*Data entries for graphics*
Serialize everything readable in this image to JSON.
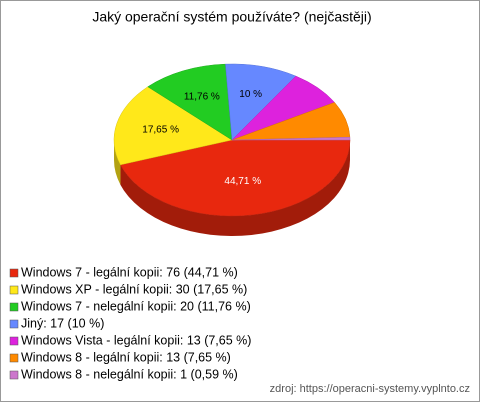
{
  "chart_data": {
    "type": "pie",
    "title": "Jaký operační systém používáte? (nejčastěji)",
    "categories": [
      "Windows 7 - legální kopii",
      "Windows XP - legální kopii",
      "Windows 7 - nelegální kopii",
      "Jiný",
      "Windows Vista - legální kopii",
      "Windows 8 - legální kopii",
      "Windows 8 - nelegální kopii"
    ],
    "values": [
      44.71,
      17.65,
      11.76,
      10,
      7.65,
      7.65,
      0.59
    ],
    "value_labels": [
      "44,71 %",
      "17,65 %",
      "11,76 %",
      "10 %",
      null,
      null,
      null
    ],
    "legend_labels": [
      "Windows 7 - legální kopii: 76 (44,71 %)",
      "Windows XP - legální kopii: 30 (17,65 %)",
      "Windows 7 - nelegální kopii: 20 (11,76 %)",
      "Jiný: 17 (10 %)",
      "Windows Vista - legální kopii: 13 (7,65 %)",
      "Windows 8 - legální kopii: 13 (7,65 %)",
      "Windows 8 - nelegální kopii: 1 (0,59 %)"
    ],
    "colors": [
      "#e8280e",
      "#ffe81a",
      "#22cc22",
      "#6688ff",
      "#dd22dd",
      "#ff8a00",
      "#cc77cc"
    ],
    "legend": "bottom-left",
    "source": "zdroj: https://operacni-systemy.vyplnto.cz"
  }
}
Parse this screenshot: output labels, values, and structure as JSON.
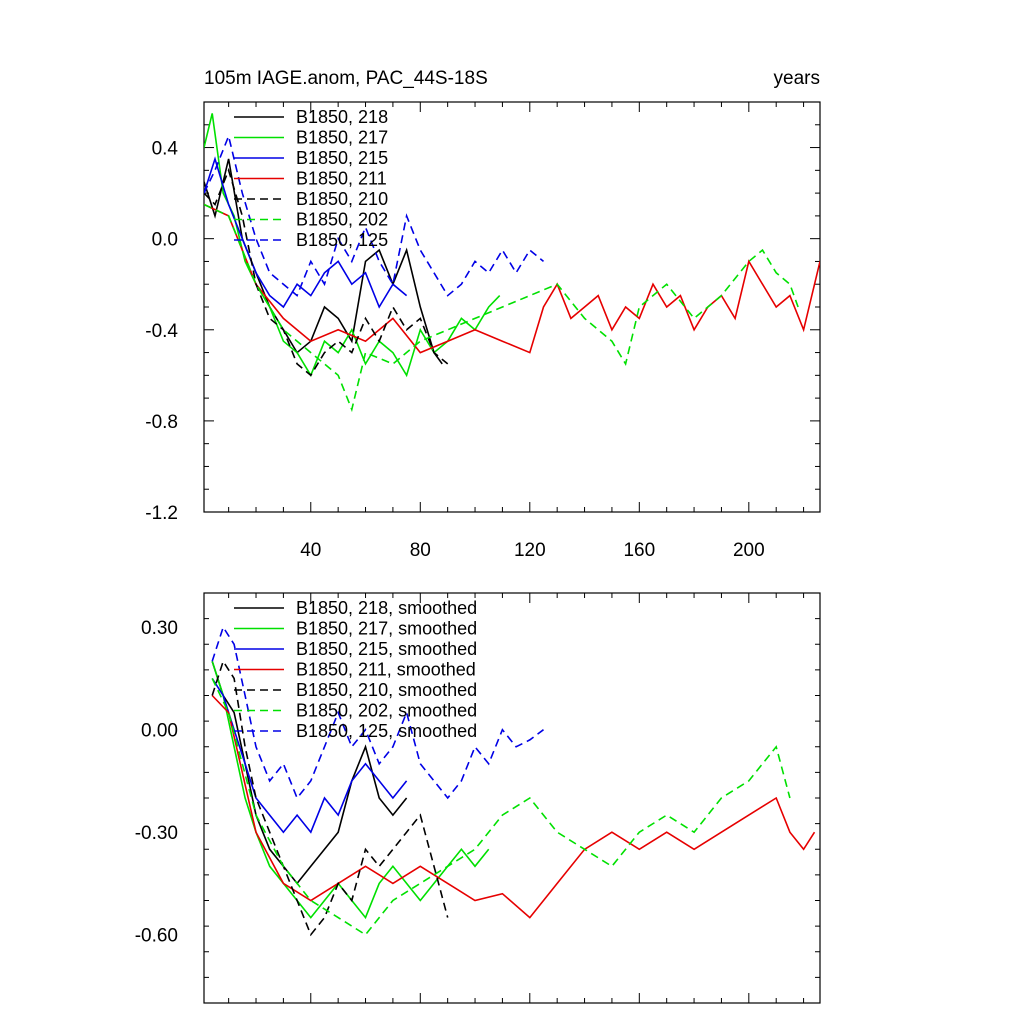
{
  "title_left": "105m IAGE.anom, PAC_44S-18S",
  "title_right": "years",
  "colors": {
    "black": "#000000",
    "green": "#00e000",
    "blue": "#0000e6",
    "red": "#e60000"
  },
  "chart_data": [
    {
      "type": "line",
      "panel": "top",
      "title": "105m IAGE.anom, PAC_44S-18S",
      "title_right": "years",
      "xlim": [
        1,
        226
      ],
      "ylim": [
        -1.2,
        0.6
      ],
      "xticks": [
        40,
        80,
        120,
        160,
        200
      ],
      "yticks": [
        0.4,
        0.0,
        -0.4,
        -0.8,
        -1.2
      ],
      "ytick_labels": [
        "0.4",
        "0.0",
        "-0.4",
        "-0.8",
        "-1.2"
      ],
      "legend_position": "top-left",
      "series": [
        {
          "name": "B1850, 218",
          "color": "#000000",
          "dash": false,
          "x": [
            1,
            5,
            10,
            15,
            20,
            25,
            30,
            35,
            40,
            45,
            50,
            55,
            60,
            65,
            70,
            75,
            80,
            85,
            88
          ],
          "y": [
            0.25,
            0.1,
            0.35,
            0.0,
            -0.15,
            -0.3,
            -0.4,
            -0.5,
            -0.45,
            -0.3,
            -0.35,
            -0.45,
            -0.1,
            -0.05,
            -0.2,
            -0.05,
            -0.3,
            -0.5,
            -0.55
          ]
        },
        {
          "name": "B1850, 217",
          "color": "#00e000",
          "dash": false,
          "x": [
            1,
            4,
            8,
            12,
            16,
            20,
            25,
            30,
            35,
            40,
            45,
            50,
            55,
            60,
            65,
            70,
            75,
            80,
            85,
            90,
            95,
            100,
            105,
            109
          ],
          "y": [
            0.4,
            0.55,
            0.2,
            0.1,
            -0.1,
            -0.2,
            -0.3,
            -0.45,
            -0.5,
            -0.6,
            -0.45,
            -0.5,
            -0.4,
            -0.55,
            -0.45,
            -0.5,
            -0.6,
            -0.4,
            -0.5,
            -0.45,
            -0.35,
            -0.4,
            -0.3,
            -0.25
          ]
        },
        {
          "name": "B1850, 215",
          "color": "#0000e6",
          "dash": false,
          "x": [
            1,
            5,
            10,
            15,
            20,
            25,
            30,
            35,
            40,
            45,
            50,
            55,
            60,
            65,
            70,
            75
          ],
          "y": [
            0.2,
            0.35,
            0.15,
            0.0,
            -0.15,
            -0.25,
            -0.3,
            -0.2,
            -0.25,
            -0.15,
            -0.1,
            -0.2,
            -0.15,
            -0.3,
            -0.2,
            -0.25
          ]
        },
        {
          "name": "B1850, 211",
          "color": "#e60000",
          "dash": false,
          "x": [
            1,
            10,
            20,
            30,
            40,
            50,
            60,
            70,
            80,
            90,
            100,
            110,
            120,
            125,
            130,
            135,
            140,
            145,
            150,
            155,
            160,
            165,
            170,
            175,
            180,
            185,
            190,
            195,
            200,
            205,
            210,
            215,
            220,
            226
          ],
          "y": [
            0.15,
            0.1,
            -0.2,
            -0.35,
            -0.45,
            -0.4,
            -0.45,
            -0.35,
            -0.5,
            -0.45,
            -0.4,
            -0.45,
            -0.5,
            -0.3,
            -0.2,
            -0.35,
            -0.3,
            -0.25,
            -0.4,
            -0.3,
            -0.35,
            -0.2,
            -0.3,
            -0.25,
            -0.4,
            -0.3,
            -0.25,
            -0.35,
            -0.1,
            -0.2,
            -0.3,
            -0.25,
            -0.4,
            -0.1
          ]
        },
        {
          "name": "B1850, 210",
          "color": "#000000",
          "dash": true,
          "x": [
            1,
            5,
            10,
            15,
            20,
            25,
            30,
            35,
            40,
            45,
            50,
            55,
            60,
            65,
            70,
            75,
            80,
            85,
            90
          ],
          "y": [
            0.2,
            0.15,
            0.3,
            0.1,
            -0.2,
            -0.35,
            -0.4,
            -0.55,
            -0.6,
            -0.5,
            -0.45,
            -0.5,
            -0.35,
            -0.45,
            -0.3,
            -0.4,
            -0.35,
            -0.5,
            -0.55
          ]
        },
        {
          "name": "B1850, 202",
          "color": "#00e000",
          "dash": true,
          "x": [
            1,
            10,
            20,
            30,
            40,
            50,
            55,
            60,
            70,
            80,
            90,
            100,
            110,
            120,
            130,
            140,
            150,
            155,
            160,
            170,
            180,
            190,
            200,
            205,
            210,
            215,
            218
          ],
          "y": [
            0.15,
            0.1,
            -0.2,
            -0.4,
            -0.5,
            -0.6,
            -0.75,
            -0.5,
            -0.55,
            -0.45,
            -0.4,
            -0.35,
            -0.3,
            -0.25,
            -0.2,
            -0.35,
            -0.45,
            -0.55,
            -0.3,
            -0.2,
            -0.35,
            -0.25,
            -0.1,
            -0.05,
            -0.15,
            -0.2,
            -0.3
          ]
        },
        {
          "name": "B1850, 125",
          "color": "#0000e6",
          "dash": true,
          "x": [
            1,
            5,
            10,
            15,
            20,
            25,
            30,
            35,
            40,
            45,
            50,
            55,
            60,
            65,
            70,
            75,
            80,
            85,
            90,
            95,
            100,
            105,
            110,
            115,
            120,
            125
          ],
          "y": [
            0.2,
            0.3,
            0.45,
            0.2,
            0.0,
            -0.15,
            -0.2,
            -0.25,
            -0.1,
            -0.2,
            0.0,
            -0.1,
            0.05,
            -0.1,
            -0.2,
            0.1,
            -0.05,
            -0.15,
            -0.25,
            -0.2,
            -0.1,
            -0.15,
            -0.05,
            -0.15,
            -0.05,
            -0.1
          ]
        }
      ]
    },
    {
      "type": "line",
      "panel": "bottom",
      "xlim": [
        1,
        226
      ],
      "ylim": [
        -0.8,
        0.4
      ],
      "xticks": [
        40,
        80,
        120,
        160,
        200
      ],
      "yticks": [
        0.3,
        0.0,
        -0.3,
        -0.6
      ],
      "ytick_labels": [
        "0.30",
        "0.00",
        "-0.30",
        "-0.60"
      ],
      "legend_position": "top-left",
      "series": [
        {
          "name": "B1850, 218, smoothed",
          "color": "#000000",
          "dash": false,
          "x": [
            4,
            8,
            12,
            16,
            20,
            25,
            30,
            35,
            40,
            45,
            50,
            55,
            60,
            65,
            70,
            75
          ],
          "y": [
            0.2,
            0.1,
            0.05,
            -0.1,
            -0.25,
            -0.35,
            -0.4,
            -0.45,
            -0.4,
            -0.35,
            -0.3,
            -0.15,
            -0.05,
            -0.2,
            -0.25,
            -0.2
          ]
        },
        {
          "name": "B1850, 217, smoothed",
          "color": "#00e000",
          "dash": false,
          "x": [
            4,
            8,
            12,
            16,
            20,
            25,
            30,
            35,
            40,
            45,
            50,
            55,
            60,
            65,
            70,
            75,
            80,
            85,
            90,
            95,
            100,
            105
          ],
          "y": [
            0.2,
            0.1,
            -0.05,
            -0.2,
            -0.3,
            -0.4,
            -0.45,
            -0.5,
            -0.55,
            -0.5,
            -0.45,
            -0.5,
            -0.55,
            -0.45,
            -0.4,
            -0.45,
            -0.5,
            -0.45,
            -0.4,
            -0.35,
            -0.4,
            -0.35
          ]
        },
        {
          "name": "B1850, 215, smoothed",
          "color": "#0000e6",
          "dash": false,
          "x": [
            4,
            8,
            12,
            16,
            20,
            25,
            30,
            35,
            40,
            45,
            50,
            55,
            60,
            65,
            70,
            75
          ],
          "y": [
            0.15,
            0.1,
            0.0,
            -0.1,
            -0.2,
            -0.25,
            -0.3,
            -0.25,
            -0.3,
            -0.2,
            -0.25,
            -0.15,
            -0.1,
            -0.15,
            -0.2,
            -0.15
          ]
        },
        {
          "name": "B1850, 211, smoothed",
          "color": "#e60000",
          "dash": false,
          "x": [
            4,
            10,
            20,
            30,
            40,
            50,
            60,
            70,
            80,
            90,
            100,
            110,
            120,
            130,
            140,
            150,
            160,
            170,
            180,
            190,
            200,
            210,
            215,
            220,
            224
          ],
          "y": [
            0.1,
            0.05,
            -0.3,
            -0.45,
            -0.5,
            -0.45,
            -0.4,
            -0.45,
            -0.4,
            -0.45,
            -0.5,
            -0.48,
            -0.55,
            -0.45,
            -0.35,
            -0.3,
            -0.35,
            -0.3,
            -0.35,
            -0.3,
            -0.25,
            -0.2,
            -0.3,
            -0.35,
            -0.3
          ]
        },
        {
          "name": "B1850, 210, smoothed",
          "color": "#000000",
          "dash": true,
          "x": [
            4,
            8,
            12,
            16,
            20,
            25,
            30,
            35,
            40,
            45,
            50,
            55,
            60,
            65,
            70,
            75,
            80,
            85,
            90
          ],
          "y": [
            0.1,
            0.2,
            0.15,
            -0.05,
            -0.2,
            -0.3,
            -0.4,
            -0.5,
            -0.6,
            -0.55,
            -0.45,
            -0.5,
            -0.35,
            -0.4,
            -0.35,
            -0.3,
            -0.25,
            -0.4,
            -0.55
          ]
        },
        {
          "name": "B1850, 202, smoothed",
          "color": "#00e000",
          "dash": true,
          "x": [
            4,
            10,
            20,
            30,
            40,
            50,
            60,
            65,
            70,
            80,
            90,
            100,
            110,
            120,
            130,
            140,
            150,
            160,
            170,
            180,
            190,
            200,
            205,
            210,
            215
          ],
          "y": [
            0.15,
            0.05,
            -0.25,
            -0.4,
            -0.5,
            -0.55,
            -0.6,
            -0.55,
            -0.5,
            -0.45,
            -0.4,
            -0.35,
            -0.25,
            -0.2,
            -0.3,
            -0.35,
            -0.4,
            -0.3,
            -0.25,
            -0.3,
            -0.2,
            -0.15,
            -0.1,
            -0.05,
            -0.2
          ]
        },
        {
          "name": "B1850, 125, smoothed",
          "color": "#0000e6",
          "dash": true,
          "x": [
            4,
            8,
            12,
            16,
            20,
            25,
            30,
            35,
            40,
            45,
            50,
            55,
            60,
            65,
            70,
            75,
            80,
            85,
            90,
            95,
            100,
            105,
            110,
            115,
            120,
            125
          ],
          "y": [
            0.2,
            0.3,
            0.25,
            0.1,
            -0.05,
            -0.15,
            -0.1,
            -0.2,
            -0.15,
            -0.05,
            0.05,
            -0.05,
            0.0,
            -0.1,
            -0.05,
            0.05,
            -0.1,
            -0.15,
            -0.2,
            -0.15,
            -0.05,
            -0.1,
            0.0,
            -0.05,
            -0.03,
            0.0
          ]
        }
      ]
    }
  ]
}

*Aim*
Among the entries above, how many lines hold the word "values"? Reply with only that number.

*Response to the exercise*
2